_Task statement_. Give back all the data exactly, line by line.

▬▬▬▬▬▬

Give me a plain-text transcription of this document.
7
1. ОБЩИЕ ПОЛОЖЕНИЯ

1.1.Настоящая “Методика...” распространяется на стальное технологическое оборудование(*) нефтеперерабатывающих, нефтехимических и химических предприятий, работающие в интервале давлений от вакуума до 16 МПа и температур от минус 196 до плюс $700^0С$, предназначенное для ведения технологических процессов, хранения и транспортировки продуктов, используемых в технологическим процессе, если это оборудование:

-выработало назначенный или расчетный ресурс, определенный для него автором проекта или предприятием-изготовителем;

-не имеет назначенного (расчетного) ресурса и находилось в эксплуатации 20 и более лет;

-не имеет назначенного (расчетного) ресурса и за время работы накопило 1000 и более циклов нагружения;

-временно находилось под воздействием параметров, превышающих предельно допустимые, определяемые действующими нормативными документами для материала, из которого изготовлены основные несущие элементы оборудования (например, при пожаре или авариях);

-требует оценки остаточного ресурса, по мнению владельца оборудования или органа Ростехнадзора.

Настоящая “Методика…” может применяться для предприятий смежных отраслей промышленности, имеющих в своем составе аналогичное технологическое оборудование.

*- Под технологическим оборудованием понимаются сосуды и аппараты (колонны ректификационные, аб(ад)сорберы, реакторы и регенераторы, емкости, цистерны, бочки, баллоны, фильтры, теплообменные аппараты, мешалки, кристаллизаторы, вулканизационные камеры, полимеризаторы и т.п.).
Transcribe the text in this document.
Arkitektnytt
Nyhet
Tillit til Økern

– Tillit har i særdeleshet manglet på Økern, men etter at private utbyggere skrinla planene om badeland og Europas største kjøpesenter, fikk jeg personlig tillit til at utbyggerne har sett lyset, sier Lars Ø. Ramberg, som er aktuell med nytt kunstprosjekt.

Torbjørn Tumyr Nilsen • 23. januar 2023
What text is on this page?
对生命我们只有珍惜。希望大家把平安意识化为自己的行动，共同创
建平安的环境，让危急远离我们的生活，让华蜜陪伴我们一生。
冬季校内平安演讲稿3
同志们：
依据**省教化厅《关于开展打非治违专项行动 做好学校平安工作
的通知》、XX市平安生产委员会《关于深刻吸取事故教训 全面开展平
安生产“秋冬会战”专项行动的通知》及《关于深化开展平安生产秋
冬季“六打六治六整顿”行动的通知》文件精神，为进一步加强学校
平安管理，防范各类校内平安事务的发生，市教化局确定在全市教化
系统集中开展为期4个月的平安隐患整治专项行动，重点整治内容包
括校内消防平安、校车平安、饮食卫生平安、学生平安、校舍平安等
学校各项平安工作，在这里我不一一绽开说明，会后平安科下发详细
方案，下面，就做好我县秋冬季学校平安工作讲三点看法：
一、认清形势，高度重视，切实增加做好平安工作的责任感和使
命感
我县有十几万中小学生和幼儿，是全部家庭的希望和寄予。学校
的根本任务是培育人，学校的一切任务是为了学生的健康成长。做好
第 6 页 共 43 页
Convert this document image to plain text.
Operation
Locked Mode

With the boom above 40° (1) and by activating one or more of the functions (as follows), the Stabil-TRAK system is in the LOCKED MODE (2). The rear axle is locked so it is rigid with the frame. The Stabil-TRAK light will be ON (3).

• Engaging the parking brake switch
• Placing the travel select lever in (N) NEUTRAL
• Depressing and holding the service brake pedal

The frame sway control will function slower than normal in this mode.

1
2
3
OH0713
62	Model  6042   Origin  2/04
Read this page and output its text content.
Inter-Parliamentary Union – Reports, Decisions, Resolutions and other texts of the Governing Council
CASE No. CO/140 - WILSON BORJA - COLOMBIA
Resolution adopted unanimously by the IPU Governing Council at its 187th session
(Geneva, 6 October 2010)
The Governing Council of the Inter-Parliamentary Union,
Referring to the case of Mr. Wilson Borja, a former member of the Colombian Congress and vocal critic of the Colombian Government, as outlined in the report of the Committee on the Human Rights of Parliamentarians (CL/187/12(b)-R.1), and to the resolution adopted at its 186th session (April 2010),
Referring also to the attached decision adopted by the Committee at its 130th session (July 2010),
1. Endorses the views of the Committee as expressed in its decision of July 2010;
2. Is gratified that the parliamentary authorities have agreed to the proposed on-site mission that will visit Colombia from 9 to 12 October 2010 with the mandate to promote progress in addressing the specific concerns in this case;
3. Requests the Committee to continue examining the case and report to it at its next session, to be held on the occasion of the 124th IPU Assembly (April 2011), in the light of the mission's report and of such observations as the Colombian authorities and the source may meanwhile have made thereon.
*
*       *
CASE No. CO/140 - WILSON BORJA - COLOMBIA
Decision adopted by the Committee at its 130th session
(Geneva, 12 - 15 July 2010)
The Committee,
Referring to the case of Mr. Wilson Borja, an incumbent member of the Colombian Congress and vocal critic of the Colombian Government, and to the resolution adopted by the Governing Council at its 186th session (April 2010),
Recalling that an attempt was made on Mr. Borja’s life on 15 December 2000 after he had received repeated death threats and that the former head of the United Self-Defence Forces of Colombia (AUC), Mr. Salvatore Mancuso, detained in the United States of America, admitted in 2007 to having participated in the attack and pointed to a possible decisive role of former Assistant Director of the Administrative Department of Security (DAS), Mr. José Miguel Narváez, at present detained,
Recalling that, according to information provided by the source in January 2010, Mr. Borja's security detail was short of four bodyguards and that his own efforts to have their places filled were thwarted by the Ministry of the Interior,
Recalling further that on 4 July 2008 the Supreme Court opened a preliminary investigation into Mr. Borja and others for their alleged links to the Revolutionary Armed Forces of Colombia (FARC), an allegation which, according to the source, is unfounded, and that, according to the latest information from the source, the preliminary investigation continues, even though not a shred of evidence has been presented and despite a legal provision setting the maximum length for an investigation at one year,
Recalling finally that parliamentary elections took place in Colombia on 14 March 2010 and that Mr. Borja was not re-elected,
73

▬▬▬▬▬▬

_Completed task_.
Give me a plain-text transcription of this document.
7
1. ОБЩИЕ ПОЛОЖЕНИЯ

1.1.Настоящая “Методика...” распространяется на стальное технологическое оборудование(*) нефтеперерабатывающих, нефтехимических и химических предприятий, работающие в интервале давлений от вакуума до 16 МПа и температур от минус 196 до плюс $700^0С$, предназначенное для ведения технологических процессов, хранения и транспортировки продуктов, используемых в технологическим процессе, если это оборудование:

-выработало назначенный или расчетный ресурс, определенный для него автором проекта или предприятием-изготовителем;

-не имеет назначенного (расчетного) ресурса и находилось в эксплуатации 20 и более лет;

-не имеет назначенного (расчетного) ресурса и за время работы накопило 1000 и более циклов нагружения;

-временно находилось под воздействием параметров, превышающих предельно допустимые, определяемые действующими нормативными документами для материала, из которого изготовлены основные несущие элементы оборудования (например, при пожаре или авариях);

-требует оценки остаточного ресурса, по мнению владельца оборудования или органа Ростехнадзора.

Настоящая “Методика…” может применяться для предприятий смежных отраслей промышленности, имеющих в своем составе аналогичное технологическое оборудование.

*- Под технологическим оборудованием понимаются сосуды и аппараты (колонны ректификационные, аб(ад)сорберы, реакторы и регенераторы, емкости, цистерны, бочки, баллоны, фильтры, теплообменные аппараты, мешалки, кристаллизаторы, вулканизационные камеры, полимеризаторы и т.п.).
Transcribe the text in this document.
Arkitektnytt
Nyhet
Tillit til Økern

– Tillit har i særdeleshet manglet på Økern, men etter at private utbyggere skrinla planene om badeland og Europas største kjøpesenter, fikk jeg personlig tillit til at utbyggerne har sett lyset, sier Lars Ø. Ramberg, som er aktuell med nytt kunstprosjekt.

Torbjørn Tumyr Nilsen • 23. januar 2023
What text is on this page?
对生命我们只有珍惜。希望大家把平安意识化为自己的行动，共同创
建平安的环境，让危急远离我们的生活，让华蜜陪伴我们一生。
冬季校内平安演讲稿3
同志们：
依据**省教化厅《关于开展打非治违专项行动 做好学校平安工作
的通知》、XX市平安生产委员会《关于深刻吸取事故教训 全面开展平
安生产“秋冬会战”专项行动的通知》及《关于深化开展平安生产秋
冬季“六打六治六整顿”行动的通知》文件精神，为进一步加强学校
平安管理，防范各类校内平安事务的发生，市教化局确定在全市教化
系统集中开展为期4个月的平安隐患整治专项行动，重点整治内容包
括校内消防平安、校车平安、饮食卫生平安、学生平安、校舍平安等
学校各项平安工作，在这里我不一一绽开说明，会后平安科下发详细
方案，下面，就做好我县秋冬季学校平安工作讲三点看法：
一、认清形势，高度重视，切实增加做好平安工作的责任感和使
命感
我县有十几万中小学生和幼儿，是全部家庭的希望和寄予。学校
的根本任务是培育人，学校的一切任务是为了学生的健康成长。做好
第 6 页 共 43 页
Convert this document image to plain text.
Operation
Locked Mode

With the boom above 40° (1) and by activating one or more of the functions (as follows), the Stabil-TRAK system is in the LOCKED MODE (2). The rear axle is locked so it is rigid with the frame. The Stabil-TRAK light will be ON (3).

• Engaging the parking brake switch
• Placing the travel select lever in (N) NEUTRAL
• Depressing and holding the service brake pedal

The frame sway control will function slower than normal in this mode.

1
2
3
OH0713
62	Model  6042   Origin  2/04
Read this page and output its text content.
Inter-Parliamentary Union – Reports, Decisions, Resolutions and other texts of the Governing Council
CASE No. CO/140 - WILSON BORJA - COLOMBIA
Resolution adopted unanimously by the IPU Governing Council at its 187th session
(Geneva, 6 October 2010)
The Governing Council of the Inter-Parliamentary Union,
Referring to the case of Mr. Wilson Borja, a former member of the Colombian Congress and vocal critic of the Colombian Government, as outlined in the report of the Committee on the Human Rights of Parliamentarians (CL/187/12(b)-R.1), and to the resolution adopted at its 186th session (April 2010),
Referring also to the attached decision adopted by the Committee at its 130th session (July 2010),
1. Endorses the views of the Committee as expressed in its decision of July 2010;
2. Is gratified that the parliamentary authorities have agreed to the proposed on-site mission that will visit Colombia from 9 to 12 October 2010 with the mandate to promote progress in addressing the specific concerns in this case;
3. Requests the Committee to continue examining the case and report to it at its next session, to be held on the occasion of the 124th IPU Assembly (April 2011), in the light of the mission's report and of such observations as the Colombian authorities and the source may meanwhile have made thereon.
*
*       *
CASE No. CO/140 - WILSON BORJA - COLOMBIA
Decision adopted by the Committee at its 130th session
(Geneva, 12 - 15 July 2010)
The Committee,
Referring to the case of Mr. Wilson Borja, an incumbent member of the Colombian Congress and vocal critic of the Colombian Government, and to the resolution adopted by the Governing Council at its 186th session (April 2010),
Recalling that an attempt was made on Mr. Borja’s life on 15 December 2000 after he had received repeated death threats and that the former head of the United Self-Defence Forces of Colombia (AUC), Mr. Salvatore Mancuso, detained in the United States of America, admitted in 2007 to having participated in the attack and pointed to a possible decisive role of former Assistant Director of the Administrative Department of Security (DAS), Mr. José Miguel Narváez, at present detained,
Recalling that, according to information provided by the source in January 2010, Mr. Borja's security detail was short of four bodyguards and that his own efforts to have their places filled were thwarted by the Ministry of the Interior,
Recalling further that on 4 July 2008 the Supreme Court opened a preliminary investigation into Mr. Borja and others for their alleged links to the Revolutionary Armed Forces of Colombia (FARC), an allegation which, according to the source, is unfounded, and that, according to the latest information from the source, the preliminary investigation continues, even though not a shred of evidence has been presented and despite a legal provision setting the maximum length for an investigation at one year,
Recalling finally that parliamentary elections took place in Colombia on 14 March 2010 and that Mr. Borja was not re-elected,
73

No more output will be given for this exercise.